取り組む課題
**1.** 家具職人を紹介する引用文のうち、「筑後で活躍する〝つくりびと〟の作品をぜひあなたの元にも――。」から始まり「に囲まれた場所で作りたいと」」で終わる部分を、一字一句変えずに書き出してください。
**2.** 家具職人を紹介する引用文にある次の一文を英語に訳してください。「そこにちょっと素敵な家具や雑貨があれば、取り巻く空気は一変。」

引用文
MONTHLY FEATURES 今月の特集
空間にストーリーを生むつくりびと
何気ない日々を過ごす空間。
そこにちょっと素敵な家具や雑貨があれば、取り巻く空気は一変。
職人の想いとあなたの想いが交錯し、空間に思わぬ物語が生まれるはず。
筑後で活躍する〝つくりびと〟の作品をぜひあなたの元にも――。
自然に抱かれて、
伝統を受け継ぐ
脈々と受け継がれてきた日本の伝統技法を用いて制作する添田 晨さんの家具は、一木から削り出された引き出しの取っ手やテーブルから伸びる脚など、密やかに弧を描くラインの美しさを見逃してはならない。流麗なデザインは何気なく咲く花々や葉の形など、目の前にあふれる自然がヒントを与えてくれるという。
そんな感性を育ててくれたのが添田さんの師匠。家具職人を目指すきっかけとなった人物だ。高校生の時に作ってもらった堅牢なベッドに大きな驚きと感動を覚えて弟子入り。しかし、寝る間も惜しまざるをえなかった約5年の修行期間は辛く厳しいものだったよう。体が悲鳴を上げ弟子上がりをしてから、一度は福岡を離れ職人として働いていた。だが、約8年の時を経て、師匠の計らいで育てられた古巣へ戻ってくることに。
「独立するなら地元福岡でという想いがありました。それにやっぱり、自然に囲まれた場所で作りたいと」
緑豊かな工房で育まれた確かな技術とセンスから生み出される作品たちは、「お客さんに考えさせちゃいけない」と第三者の視点から使いやすさを検証。機能性の充実も図られる。
例えば、つまみを軽く持ち上げるだけでガラスの蓋が開く靴箱(メイン写真 中央)。手を離すと空気抵抗によって音を立てることなくふわりと閉まる。ショーケースのように中身が一目でわかるから、お気に入りをお利口に並べたい。4つの引き出しは同じものに見えて同じでないという。それぞれ収まるスペースに合わせて異なる個性をもって作られ、その軽い滑りの気持ちよさと言ったらない。

抽出データ

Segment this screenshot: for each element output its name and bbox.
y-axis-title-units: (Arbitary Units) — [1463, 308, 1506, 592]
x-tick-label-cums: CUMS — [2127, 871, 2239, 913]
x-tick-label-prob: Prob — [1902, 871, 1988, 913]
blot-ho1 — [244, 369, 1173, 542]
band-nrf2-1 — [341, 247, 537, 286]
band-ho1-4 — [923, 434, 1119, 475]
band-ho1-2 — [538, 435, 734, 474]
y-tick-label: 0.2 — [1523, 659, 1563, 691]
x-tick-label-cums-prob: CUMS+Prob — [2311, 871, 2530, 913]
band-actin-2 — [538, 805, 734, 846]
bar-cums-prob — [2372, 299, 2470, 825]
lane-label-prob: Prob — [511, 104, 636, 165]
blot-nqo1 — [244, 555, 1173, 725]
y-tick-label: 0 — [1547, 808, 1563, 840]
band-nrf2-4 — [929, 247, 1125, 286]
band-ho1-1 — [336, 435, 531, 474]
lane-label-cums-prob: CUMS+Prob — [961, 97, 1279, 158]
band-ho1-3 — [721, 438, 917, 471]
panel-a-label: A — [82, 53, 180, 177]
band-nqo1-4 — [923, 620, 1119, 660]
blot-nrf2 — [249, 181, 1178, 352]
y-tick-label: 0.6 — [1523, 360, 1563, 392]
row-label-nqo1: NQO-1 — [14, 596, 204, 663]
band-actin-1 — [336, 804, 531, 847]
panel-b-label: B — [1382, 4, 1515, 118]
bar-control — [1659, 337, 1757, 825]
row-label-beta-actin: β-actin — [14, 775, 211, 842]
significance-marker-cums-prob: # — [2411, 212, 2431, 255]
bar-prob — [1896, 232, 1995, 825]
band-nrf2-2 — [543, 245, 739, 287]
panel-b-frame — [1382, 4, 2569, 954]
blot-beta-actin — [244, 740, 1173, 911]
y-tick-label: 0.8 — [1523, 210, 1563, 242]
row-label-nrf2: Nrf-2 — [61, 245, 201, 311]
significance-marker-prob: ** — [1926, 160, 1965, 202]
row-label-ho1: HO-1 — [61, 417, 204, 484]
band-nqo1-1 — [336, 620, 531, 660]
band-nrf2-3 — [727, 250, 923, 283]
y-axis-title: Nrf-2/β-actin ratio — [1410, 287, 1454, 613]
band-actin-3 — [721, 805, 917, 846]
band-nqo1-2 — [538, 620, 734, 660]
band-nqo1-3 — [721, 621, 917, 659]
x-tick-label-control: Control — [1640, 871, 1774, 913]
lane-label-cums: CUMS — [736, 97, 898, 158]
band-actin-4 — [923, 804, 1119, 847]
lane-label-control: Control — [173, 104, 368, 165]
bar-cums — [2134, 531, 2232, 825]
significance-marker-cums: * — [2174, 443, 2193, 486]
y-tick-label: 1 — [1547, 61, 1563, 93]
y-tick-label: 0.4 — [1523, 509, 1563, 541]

解答一覧
**1.**
筑後で活躍する〝つくりびと〟の作品をぜひあなたの元にも――。
自然に抱かれて、
伝統を受け継ぐ
脈々と受け継がれてきた日本の伝統技法を用いて制作する添田 晨さんの家具は、一木から削り出された引き出しの取っ手やテーブルから伸びる脚など、密やかに弧を描くラインの美しさを見逃してはならない。流麗なデザインは何気なく咲く花々や葉の形など、目の前にあふれる自然がヒントを与えてくれるという。
そんな感性を育ててくれたのが添田さんの師匠。家具職人を目指すきっかけとなった人物だ。高校生の時に作ってもらった堅牢なベッドに大きな驚きと感動を覚えて弟子入り。しかし、寝る間も惜しまざるをえなかった約5年の修行期間は辛く厳しいものだったよう。体が悲鳴を上げ弟子上がりをしてから、一度は福岡を離れ職人として働いていた。だが、約8年の時を経て、師匠の計らいで育てられた古巣へ戻ってくることに。
「独立するなら地元福岡でという想いがありました。それにやっぱり、自然に囲まれた場所で作りたいと」

**2.** If there is a bit of lovely furniture or a few charming household goods there, the surrounding atmosphere changes completely.